▶ **DESCRIPTION OF THE TASK**
Find all the lines with "characters" and gather them.

— start of DATASET EXCERPTS —

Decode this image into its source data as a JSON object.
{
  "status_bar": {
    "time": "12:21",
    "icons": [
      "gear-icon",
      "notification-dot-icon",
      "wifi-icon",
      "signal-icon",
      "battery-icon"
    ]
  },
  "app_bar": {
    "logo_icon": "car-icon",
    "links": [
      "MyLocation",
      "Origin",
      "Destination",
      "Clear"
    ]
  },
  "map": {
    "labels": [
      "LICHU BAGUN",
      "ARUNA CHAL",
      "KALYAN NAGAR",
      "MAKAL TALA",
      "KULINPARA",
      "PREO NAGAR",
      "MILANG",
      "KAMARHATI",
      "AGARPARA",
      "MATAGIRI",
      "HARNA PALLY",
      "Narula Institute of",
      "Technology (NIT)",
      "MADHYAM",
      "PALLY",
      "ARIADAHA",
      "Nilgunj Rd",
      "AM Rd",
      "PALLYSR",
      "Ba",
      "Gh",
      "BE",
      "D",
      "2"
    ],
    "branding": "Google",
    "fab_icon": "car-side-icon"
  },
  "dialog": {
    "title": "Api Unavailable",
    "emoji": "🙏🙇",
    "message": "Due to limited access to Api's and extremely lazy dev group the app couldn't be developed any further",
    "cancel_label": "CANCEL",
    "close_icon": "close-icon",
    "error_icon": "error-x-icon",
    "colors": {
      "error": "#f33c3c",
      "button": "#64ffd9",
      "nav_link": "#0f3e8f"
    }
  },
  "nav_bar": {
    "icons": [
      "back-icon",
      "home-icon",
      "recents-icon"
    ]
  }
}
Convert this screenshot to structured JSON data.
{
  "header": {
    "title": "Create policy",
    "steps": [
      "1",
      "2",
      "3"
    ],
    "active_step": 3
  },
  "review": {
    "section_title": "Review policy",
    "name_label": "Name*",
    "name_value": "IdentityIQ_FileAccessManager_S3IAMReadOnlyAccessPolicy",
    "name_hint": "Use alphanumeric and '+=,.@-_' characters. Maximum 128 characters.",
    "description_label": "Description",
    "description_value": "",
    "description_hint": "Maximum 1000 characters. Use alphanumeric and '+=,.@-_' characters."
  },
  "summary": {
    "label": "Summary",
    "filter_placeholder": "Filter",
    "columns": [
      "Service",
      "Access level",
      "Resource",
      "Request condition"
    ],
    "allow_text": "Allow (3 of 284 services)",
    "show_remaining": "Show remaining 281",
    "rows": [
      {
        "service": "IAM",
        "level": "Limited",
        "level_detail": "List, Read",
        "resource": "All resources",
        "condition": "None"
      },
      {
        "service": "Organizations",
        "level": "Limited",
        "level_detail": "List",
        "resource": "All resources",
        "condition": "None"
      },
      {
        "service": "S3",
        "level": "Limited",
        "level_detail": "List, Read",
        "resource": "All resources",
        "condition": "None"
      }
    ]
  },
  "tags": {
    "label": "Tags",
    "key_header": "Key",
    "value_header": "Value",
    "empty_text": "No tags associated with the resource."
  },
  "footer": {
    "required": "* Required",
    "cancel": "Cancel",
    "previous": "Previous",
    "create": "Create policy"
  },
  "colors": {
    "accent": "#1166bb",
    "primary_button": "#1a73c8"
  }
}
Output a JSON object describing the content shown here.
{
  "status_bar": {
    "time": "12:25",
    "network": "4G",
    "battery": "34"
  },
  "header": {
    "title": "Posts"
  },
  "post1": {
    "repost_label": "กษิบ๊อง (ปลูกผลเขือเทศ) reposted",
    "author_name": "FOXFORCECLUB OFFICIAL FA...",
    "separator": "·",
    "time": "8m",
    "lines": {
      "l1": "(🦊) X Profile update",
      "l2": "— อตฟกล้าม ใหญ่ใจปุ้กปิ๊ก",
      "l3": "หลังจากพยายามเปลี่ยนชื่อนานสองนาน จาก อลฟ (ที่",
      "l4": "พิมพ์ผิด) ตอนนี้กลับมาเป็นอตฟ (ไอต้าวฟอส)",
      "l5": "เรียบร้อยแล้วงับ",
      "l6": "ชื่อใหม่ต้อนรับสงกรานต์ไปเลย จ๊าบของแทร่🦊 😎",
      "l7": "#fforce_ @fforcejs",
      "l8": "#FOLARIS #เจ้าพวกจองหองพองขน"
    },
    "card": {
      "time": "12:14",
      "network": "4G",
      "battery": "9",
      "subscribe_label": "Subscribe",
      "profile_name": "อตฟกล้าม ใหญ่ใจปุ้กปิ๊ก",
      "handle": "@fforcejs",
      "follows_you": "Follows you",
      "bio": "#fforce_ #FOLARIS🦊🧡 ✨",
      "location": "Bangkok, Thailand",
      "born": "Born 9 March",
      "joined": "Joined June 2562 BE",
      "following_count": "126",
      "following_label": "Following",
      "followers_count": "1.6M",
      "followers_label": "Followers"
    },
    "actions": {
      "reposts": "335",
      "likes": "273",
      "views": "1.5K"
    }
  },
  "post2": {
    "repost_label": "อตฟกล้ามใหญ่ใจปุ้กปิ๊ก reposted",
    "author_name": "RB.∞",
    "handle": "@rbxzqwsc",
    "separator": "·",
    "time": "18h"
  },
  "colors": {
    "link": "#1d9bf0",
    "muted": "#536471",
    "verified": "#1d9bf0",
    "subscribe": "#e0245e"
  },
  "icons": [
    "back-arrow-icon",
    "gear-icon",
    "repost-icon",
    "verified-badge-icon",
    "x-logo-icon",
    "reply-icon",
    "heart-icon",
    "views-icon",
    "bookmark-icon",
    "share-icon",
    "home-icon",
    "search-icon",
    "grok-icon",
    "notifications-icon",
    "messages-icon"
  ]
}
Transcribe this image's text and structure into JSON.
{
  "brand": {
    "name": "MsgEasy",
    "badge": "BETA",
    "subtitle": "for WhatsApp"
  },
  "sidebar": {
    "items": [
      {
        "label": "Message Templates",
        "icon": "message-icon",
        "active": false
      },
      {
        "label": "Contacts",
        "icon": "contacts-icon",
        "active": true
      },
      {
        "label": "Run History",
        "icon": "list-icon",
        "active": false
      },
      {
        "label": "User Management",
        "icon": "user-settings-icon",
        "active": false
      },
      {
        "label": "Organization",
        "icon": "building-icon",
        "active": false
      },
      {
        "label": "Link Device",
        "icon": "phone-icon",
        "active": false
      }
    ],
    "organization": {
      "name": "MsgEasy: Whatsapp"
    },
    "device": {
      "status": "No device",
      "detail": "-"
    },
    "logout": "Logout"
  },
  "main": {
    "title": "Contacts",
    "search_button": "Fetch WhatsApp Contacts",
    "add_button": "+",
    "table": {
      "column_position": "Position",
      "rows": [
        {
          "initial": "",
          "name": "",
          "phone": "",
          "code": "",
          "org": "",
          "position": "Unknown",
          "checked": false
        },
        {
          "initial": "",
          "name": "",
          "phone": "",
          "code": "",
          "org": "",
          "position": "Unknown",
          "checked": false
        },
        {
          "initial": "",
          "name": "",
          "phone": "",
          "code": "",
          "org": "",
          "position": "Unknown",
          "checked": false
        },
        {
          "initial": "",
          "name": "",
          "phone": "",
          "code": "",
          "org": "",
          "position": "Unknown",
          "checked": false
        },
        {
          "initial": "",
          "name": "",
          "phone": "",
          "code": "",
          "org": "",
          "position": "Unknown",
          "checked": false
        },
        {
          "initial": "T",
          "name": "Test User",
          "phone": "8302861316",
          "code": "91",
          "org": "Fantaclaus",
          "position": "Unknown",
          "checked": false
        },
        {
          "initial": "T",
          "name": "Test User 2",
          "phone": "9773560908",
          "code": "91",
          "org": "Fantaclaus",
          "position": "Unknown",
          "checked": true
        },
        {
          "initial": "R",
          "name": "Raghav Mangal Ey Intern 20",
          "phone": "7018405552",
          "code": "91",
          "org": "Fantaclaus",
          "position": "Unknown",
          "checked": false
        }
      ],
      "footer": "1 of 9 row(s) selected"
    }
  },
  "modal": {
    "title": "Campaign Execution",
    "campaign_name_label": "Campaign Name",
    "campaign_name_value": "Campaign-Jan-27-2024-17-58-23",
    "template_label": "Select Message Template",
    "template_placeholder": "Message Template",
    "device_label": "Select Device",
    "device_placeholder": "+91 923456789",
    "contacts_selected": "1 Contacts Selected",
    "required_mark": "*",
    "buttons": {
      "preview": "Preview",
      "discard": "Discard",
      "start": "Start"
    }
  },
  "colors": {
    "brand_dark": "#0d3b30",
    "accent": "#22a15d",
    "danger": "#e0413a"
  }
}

— end of DATASET EXCERPTS —

▶ **ANSWER TO THIS PROBLEM**
    "name_hint": "Use alphanumeric and '+=,.@-_' characters. Maximum 128 characters.",
    "description_hint": "Maximum 1000 characters. Use alphanumeric and '+=,.@-_' characters."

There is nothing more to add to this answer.